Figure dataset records
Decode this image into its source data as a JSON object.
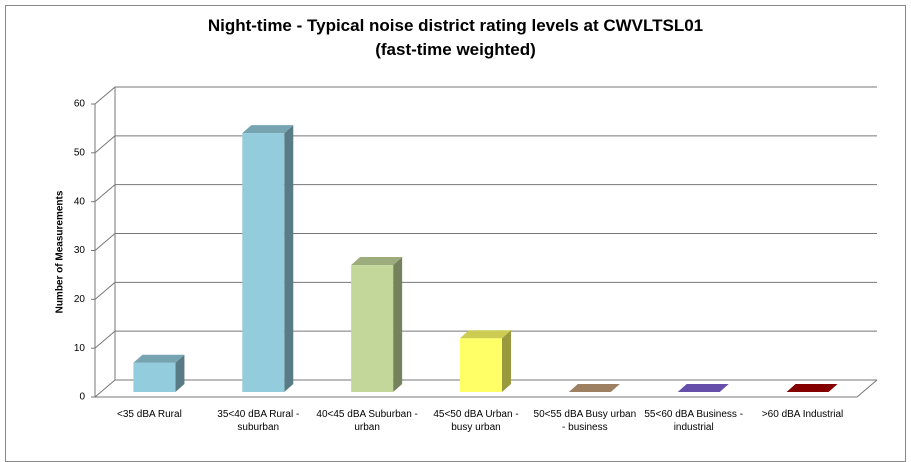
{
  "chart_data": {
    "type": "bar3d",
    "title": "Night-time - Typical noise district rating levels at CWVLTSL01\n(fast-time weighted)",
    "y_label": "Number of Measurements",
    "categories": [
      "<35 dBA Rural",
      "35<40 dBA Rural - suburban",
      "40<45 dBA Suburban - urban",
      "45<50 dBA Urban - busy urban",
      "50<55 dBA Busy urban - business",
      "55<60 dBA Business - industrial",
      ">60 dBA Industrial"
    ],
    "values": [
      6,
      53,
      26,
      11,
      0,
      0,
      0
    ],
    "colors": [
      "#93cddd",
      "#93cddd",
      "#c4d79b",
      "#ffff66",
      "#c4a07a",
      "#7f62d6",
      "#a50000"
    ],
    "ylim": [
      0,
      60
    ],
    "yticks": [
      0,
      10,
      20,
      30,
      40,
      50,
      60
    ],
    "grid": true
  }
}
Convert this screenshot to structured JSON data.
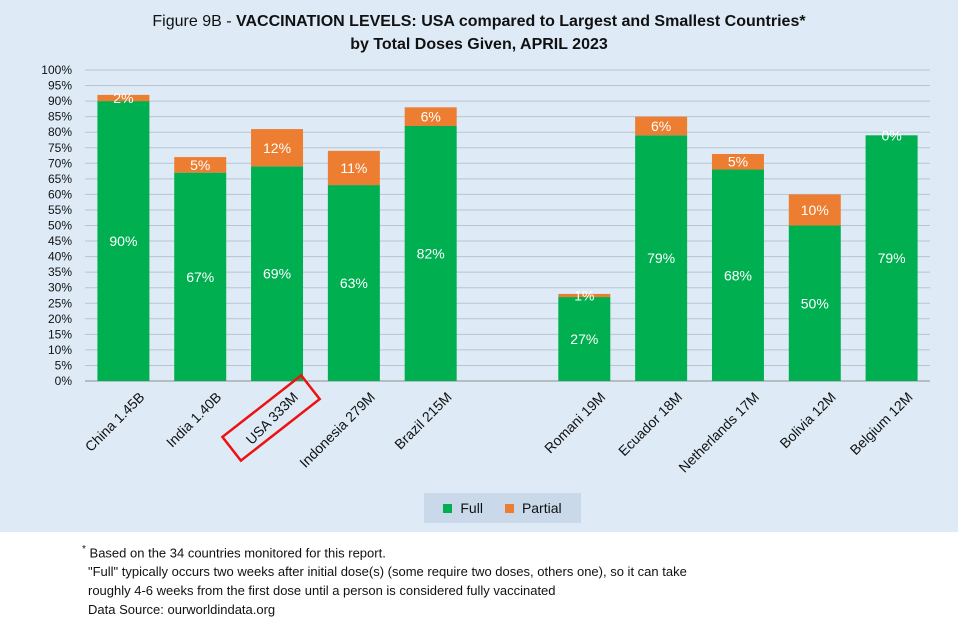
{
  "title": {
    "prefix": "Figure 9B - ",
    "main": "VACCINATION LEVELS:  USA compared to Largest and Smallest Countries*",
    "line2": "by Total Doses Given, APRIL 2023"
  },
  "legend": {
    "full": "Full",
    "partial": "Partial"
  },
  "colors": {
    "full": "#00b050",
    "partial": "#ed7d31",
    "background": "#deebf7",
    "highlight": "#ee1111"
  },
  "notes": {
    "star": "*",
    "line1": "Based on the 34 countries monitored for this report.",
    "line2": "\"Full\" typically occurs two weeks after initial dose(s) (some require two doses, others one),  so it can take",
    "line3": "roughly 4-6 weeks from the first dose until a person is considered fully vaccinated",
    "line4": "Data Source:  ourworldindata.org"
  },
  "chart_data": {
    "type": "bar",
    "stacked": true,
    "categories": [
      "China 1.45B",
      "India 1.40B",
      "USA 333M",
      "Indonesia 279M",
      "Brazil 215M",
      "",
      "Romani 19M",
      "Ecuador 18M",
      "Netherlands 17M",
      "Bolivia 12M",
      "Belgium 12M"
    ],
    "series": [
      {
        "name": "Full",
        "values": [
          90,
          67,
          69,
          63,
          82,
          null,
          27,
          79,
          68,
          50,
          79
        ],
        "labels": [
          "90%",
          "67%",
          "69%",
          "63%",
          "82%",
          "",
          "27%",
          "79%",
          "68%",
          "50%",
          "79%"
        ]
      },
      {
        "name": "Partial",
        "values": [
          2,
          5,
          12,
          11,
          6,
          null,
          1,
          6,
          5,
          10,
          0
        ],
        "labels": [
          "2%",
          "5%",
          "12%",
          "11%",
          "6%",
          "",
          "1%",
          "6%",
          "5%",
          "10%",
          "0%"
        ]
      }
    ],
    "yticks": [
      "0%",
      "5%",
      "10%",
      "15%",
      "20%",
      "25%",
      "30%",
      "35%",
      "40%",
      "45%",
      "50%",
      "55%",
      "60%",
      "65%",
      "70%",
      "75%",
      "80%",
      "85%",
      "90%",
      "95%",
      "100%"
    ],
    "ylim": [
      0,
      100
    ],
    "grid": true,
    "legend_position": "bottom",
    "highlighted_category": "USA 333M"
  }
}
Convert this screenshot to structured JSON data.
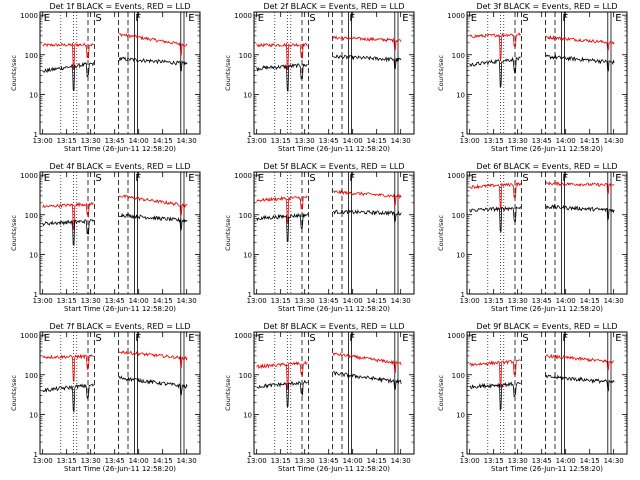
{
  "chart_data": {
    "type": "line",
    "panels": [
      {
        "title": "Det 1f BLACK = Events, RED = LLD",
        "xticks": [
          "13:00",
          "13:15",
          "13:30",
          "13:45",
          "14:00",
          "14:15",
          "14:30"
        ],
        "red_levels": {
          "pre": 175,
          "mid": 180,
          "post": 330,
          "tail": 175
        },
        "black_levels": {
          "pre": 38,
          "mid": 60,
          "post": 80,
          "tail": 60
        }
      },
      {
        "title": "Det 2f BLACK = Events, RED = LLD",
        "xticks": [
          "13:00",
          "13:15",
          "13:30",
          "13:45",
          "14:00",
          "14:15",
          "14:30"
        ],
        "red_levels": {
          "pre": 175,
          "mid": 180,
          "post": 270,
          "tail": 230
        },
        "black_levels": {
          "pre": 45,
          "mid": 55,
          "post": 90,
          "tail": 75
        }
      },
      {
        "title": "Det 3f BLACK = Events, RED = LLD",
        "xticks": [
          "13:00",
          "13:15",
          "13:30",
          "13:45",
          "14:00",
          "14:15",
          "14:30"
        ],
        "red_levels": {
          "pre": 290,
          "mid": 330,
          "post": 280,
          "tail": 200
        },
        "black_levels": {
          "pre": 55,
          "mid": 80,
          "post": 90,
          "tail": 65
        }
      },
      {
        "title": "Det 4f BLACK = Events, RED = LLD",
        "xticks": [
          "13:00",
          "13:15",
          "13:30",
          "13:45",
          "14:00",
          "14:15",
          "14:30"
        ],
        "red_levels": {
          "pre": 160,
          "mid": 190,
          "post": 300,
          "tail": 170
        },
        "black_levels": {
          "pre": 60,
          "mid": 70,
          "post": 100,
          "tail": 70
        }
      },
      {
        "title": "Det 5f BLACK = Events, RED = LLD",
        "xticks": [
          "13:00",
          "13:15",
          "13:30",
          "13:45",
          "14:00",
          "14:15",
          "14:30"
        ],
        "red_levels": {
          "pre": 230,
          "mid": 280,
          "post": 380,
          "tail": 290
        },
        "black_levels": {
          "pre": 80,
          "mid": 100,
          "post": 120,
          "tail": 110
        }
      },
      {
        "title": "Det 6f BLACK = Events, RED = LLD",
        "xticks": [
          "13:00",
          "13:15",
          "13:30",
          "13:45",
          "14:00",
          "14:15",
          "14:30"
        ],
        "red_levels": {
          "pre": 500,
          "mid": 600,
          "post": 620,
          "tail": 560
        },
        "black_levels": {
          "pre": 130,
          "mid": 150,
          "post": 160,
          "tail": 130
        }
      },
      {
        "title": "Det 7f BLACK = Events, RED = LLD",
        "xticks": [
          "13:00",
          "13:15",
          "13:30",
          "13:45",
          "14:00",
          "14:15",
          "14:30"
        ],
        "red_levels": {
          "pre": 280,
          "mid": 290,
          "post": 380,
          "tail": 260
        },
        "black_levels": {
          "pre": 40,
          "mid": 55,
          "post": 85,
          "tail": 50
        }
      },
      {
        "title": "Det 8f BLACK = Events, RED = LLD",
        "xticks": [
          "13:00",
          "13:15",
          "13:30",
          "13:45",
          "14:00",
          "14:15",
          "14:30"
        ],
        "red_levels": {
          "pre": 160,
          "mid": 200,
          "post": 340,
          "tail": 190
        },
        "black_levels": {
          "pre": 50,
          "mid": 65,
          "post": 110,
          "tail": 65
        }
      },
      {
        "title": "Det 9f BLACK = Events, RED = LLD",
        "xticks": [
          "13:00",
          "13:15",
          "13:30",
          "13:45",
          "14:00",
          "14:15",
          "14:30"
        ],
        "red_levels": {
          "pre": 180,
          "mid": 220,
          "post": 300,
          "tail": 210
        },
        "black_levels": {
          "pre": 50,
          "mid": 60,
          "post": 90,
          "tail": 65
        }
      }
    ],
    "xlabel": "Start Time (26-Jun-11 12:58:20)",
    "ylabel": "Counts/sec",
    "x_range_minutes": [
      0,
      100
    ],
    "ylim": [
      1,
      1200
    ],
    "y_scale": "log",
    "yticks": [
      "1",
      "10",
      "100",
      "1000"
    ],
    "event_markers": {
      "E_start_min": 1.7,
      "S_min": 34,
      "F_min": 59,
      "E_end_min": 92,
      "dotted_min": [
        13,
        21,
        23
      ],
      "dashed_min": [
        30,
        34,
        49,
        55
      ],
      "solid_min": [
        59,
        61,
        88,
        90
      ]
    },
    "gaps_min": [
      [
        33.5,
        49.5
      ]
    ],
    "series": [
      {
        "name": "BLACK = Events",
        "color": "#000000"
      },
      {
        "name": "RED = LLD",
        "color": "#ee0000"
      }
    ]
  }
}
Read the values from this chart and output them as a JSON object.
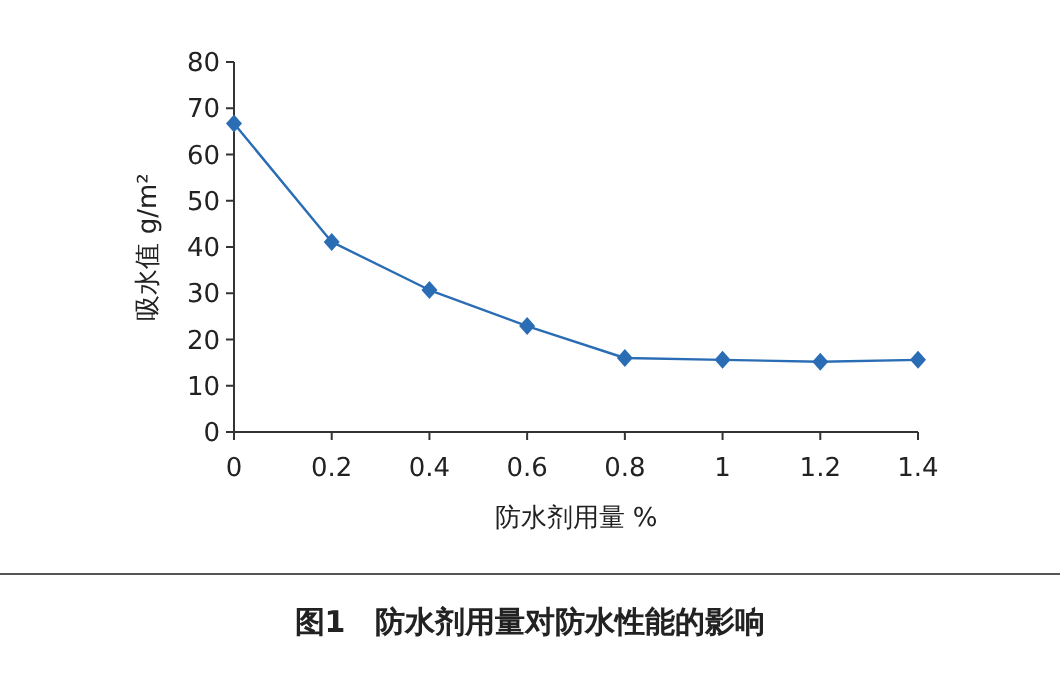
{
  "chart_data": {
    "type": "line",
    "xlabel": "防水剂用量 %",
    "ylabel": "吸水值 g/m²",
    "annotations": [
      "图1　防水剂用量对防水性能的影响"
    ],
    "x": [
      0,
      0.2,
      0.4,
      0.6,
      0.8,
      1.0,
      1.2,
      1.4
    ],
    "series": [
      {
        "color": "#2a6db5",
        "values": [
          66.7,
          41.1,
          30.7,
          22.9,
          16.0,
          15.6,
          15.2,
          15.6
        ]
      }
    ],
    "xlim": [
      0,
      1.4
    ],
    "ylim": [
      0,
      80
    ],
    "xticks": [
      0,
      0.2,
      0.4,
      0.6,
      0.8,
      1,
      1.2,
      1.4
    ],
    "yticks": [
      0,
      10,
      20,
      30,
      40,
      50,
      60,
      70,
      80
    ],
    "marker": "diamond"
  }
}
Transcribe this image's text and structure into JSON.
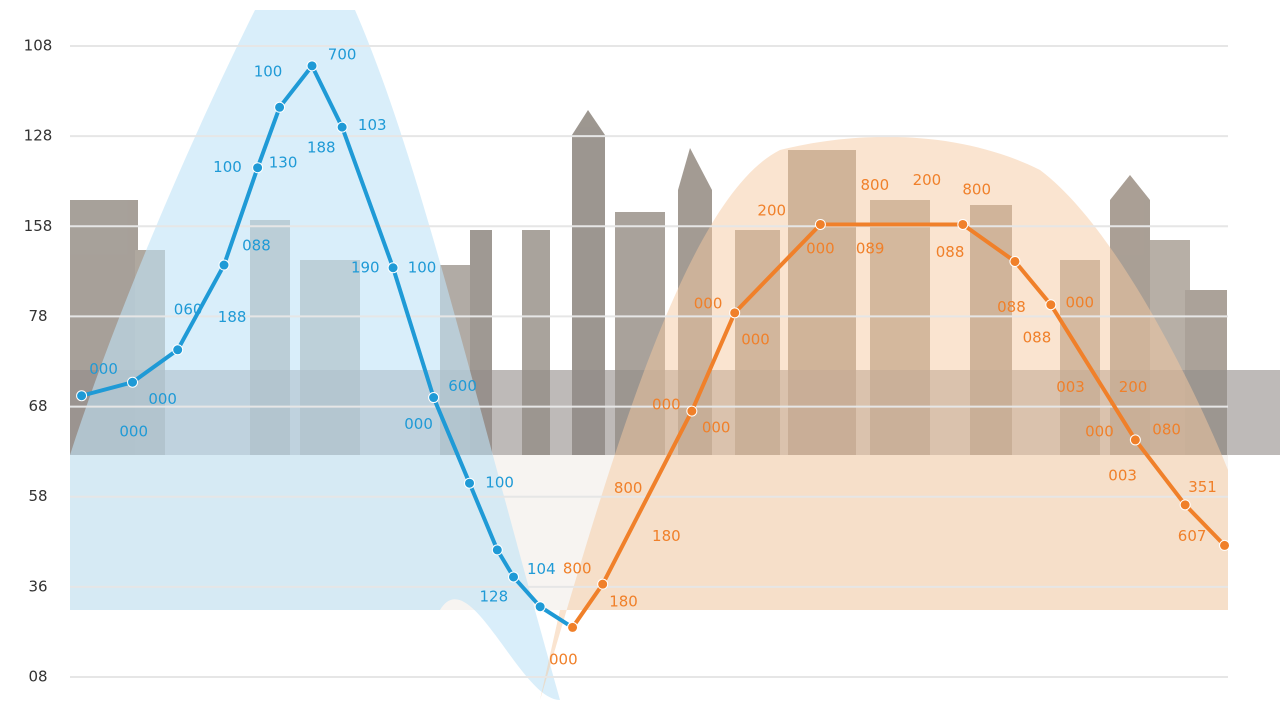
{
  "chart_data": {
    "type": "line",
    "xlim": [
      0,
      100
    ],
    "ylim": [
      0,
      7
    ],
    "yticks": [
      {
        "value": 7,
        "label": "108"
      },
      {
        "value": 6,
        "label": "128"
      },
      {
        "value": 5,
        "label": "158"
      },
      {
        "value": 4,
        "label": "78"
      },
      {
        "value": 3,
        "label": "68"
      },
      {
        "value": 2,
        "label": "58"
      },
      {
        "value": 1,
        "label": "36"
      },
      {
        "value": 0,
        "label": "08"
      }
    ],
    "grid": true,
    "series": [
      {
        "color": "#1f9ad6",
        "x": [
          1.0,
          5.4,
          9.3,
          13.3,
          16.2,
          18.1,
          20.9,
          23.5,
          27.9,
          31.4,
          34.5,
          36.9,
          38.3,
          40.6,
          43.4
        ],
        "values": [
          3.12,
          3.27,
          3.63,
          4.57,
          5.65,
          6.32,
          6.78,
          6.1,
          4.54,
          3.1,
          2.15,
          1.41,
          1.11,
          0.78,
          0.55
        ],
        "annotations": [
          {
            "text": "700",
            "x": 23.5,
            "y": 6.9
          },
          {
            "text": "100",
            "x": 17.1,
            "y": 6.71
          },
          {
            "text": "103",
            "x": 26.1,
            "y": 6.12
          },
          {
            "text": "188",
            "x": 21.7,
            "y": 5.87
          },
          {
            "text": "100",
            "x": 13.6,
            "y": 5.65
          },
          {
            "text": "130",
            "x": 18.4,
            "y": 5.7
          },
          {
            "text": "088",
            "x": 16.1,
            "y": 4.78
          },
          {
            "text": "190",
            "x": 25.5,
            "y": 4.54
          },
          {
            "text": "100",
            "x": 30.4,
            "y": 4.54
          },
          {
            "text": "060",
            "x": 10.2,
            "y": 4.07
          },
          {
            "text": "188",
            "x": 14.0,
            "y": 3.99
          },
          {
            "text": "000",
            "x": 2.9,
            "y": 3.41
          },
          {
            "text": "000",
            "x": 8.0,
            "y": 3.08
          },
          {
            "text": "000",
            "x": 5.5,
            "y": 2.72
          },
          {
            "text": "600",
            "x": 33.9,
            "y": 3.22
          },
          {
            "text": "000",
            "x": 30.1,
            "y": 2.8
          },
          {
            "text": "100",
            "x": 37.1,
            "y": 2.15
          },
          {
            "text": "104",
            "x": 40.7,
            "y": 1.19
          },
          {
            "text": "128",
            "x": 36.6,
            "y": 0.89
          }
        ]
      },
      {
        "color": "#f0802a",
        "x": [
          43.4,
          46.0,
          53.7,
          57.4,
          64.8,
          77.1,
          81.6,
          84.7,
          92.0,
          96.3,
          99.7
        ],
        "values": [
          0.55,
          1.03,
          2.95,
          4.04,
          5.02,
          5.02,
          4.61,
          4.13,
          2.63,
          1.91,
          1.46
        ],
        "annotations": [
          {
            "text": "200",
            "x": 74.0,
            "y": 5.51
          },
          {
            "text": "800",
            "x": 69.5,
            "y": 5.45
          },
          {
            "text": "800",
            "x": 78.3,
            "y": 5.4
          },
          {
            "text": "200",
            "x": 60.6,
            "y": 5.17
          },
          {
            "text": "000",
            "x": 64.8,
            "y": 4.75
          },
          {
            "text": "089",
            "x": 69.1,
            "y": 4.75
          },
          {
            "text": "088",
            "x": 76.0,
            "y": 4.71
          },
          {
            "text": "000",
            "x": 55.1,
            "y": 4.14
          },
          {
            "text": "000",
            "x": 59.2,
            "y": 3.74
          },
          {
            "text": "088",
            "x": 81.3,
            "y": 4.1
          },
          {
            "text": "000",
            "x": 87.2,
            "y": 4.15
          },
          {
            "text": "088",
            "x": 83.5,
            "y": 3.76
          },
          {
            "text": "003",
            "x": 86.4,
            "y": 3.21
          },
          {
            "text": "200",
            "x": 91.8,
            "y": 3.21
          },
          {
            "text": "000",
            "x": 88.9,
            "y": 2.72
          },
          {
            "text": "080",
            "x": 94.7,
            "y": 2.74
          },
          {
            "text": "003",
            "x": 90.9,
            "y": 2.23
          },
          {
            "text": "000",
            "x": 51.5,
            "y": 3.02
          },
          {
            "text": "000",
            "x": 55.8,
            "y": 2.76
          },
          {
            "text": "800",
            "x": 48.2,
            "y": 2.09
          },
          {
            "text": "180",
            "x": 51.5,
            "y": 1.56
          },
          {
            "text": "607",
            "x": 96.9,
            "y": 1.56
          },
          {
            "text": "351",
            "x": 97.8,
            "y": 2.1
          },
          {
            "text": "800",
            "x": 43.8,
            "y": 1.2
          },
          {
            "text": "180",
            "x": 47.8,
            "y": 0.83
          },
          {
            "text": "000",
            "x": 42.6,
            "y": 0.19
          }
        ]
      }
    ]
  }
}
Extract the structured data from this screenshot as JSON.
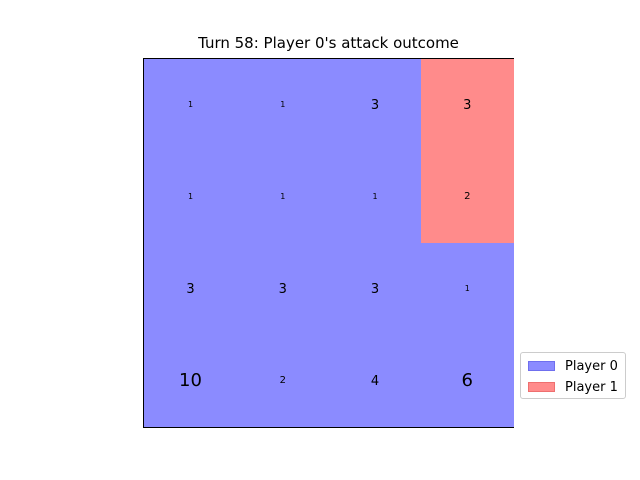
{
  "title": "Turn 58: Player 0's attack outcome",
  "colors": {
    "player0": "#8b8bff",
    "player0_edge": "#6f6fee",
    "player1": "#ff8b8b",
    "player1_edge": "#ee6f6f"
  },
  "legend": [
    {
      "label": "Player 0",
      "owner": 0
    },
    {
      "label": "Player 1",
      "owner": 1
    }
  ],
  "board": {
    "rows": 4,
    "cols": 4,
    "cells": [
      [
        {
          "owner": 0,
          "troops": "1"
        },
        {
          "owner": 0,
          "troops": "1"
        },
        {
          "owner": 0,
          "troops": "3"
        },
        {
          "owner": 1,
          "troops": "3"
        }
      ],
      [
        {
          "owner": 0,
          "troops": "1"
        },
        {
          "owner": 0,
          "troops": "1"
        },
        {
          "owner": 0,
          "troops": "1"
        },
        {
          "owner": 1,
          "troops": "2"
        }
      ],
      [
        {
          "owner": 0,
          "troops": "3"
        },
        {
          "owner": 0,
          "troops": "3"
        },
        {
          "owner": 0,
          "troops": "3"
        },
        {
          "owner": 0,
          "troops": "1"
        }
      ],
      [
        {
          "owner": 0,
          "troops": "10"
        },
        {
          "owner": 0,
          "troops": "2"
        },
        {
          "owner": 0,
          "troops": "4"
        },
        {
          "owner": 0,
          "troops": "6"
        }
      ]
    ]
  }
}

## Written problem
Copy all lines from the material that hold "xlabel".

## Full solution
    "xlabel": "Start Time (26-Jun-11 12:58:20)",
    "xlabel": "防水剂用量 %",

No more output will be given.